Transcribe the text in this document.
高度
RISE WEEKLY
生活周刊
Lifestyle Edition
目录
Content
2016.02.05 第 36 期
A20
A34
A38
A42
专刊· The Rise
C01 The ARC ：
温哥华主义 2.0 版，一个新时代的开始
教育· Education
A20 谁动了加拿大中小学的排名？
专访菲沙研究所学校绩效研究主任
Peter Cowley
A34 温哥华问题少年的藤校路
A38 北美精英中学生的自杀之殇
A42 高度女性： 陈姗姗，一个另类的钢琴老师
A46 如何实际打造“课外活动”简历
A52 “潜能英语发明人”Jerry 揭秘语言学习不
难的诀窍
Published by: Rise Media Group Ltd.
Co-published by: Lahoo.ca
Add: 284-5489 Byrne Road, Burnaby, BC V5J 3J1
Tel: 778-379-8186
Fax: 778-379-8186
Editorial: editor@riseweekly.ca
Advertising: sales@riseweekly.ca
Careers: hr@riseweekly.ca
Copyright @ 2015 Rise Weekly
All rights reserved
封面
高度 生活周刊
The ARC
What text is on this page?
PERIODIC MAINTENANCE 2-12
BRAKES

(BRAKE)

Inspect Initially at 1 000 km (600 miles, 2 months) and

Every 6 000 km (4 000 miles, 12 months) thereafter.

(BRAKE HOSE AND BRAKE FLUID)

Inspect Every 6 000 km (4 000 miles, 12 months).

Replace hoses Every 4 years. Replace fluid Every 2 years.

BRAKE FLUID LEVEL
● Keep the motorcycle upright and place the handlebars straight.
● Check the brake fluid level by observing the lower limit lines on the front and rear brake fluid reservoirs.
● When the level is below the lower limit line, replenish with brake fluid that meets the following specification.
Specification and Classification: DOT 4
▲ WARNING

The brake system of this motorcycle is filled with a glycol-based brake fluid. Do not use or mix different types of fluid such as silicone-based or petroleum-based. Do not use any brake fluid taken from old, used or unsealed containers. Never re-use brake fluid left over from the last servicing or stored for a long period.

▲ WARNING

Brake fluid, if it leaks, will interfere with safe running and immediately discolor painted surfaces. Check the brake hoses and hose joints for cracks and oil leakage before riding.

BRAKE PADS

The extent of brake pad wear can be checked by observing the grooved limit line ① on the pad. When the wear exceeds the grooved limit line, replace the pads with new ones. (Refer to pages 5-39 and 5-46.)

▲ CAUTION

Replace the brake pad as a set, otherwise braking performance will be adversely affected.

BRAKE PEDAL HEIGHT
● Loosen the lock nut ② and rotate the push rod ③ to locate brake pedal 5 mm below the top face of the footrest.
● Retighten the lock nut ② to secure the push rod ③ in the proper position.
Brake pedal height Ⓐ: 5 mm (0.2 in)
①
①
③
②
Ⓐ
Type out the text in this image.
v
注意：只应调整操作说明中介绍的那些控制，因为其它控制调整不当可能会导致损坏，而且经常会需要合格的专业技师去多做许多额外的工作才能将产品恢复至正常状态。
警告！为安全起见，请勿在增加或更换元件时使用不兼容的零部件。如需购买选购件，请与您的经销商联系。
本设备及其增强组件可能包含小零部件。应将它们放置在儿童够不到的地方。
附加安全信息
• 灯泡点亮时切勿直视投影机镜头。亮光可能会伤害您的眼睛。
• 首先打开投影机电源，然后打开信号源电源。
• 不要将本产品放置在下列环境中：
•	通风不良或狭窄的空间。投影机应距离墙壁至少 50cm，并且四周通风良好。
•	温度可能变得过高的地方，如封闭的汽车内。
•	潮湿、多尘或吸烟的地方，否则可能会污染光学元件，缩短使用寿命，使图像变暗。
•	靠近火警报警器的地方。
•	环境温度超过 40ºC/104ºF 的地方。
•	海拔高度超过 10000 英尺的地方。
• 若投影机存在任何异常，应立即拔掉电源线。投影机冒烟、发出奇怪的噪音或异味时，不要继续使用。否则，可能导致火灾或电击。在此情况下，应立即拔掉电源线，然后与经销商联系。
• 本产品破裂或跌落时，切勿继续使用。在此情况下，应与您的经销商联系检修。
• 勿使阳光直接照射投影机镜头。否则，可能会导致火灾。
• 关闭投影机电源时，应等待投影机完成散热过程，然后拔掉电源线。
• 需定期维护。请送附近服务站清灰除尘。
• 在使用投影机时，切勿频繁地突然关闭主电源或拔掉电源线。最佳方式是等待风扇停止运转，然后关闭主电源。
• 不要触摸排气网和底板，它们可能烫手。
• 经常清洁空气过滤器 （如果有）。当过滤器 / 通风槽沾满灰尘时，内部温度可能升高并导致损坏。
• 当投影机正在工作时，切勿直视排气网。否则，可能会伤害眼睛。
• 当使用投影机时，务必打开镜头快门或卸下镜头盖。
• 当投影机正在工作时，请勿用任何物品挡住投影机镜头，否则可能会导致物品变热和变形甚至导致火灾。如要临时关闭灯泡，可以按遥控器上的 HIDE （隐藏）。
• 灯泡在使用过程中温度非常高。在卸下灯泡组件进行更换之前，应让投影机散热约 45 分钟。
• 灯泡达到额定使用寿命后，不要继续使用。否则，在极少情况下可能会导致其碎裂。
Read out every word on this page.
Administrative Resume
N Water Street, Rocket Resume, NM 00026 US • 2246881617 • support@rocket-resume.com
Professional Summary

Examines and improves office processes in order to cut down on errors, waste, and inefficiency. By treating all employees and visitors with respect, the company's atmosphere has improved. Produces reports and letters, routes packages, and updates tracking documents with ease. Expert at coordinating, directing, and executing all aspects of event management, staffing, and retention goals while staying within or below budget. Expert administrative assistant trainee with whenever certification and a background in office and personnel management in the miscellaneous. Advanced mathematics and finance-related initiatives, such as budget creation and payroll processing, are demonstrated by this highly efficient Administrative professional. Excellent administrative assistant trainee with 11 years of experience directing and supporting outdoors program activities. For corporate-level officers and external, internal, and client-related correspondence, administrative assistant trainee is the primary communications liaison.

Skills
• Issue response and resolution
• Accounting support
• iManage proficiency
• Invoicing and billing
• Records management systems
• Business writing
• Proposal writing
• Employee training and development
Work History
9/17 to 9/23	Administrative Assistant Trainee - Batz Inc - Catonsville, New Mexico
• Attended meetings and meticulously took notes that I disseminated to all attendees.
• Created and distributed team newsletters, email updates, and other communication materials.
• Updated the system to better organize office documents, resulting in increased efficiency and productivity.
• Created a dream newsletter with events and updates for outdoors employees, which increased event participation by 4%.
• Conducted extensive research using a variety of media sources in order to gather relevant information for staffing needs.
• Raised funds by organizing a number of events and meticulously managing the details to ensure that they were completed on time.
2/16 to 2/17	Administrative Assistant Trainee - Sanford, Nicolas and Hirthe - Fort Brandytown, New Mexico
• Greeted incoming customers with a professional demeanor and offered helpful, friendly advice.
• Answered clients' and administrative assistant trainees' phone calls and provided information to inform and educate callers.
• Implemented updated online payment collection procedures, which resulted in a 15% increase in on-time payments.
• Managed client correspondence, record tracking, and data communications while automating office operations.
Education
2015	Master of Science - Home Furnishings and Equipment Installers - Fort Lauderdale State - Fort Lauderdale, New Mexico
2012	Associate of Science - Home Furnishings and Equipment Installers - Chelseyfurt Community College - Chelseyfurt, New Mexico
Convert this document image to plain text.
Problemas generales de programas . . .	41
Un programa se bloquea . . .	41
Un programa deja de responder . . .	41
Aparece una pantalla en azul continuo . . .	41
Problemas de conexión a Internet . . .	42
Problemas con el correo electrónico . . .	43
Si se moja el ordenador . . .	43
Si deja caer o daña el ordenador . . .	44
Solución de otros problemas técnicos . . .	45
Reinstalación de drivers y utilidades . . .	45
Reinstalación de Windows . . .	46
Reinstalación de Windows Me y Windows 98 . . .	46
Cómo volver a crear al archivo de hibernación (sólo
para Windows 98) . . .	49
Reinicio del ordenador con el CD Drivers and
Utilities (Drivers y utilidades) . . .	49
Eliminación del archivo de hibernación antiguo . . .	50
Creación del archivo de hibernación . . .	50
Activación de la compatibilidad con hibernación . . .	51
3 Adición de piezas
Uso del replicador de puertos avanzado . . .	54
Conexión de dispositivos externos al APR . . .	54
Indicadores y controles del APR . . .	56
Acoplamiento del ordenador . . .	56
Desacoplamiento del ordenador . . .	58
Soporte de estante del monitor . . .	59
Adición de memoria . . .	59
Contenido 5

★ ★ ★ ★ ★

• [CHALLENGE]
In the records above, locate each line with the word "communications". Copy all such lines.

• [RESPONSE TO THE TASK]
Examines and improves office processes in order to cut down on errors, waste, and inefficiency. By treating all employees and visitors with respect, the company's atmosphere has improved. Produces reports and letters, routes packages, and updates tracking documents with ease. Expert at coordinating, directing, and executing all aspects of event management, staffing, and retention goals while staying within or below budget. Expert administrative assistant trainee with whenever certification and a background in office and personnel management in the miscellaneous. Advanced mathematics and finance-related initiatives, such as budget creation and payroll processing, are demonstrated by this highly efficient Administrative professional. Excellent administrative assistant trainee with 11 years of experience directing and supporting outdoors program activities. For corporate-level officers and external, internal, and client-related correspondence, administrative assistant trainee is the primary communications liaison.
• Managed client correspondence, record tracking, and data communications while automating office operations.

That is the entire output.